+++ Provided records +++

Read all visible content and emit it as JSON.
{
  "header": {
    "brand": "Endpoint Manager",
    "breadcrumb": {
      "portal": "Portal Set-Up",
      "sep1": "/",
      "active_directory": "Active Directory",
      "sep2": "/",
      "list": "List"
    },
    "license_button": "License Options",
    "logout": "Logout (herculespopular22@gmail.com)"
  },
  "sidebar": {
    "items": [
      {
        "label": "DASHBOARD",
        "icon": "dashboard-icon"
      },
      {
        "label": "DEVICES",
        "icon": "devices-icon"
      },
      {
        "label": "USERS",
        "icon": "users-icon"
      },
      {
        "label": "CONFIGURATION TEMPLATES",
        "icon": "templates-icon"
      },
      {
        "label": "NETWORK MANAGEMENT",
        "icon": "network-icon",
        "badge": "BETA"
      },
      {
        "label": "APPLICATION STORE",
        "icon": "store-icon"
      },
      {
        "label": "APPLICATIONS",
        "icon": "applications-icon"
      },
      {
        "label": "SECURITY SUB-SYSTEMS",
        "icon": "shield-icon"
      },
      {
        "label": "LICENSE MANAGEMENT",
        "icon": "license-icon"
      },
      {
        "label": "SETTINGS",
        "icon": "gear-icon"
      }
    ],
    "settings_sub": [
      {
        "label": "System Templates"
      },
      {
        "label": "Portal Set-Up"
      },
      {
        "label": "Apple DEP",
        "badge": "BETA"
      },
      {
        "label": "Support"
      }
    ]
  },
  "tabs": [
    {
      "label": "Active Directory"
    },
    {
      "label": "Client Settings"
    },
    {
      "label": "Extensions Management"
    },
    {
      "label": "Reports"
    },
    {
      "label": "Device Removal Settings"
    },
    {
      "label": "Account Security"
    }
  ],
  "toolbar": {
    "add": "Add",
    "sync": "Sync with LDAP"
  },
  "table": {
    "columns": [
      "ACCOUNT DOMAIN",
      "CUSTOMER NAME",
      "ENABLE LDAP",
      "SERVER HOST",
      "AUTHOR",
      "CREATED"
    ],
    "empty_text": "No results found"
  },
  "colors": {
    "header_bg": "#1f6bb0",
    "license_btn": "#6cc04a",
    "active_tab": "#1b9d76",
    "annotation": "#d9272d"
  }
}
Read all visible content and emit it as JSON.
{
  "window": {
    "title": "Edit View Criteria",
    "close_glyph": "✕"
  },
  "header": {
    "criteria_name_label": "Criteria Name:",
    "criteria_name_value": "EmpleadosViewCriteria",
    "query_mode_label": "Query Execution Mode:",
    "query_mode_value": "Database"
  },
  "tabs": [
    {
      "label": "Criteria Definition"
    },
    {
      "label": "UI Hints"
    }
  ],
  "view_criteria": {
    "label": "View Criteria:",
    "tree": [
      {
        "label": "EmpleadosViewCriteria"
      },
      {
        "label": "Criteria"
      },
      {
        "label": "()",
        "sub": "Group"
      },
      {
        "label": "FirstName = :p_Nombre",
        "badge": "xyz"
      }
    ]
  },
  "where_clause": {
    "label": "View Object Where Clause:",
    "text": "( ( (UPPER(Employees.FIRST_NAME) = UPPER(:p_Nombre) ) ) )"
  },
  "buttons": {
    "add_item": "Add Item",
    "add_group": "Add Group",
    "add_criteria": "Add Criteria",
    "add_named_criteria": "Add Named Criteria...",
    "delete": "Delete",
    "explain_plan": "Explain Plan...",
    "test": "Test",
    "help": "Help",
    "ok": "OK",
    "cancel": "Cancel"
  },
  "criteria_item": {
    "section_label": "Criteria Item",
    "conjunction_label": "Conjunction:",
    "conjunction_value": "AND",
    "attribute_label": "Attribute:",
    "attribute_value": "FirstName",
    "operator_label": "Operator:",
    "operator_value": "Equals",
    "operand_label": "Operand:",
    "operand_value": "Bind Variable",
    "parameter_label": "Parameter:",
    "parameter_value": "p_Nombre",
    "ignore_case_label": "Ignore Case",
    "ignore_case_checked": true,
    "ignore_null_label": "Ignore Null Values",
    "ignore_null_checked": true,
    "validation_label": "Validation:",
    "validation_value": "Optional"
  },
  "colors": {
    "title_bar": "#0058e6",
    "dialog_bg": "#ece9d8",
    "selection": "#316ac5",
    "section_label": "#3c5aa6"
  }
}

+++

Required task: Look through the entries and find each line that has the string "true". Copy those lines.

Exercise answer:
    "ignore_case_checked": true,
    "ignore_null_checked": true,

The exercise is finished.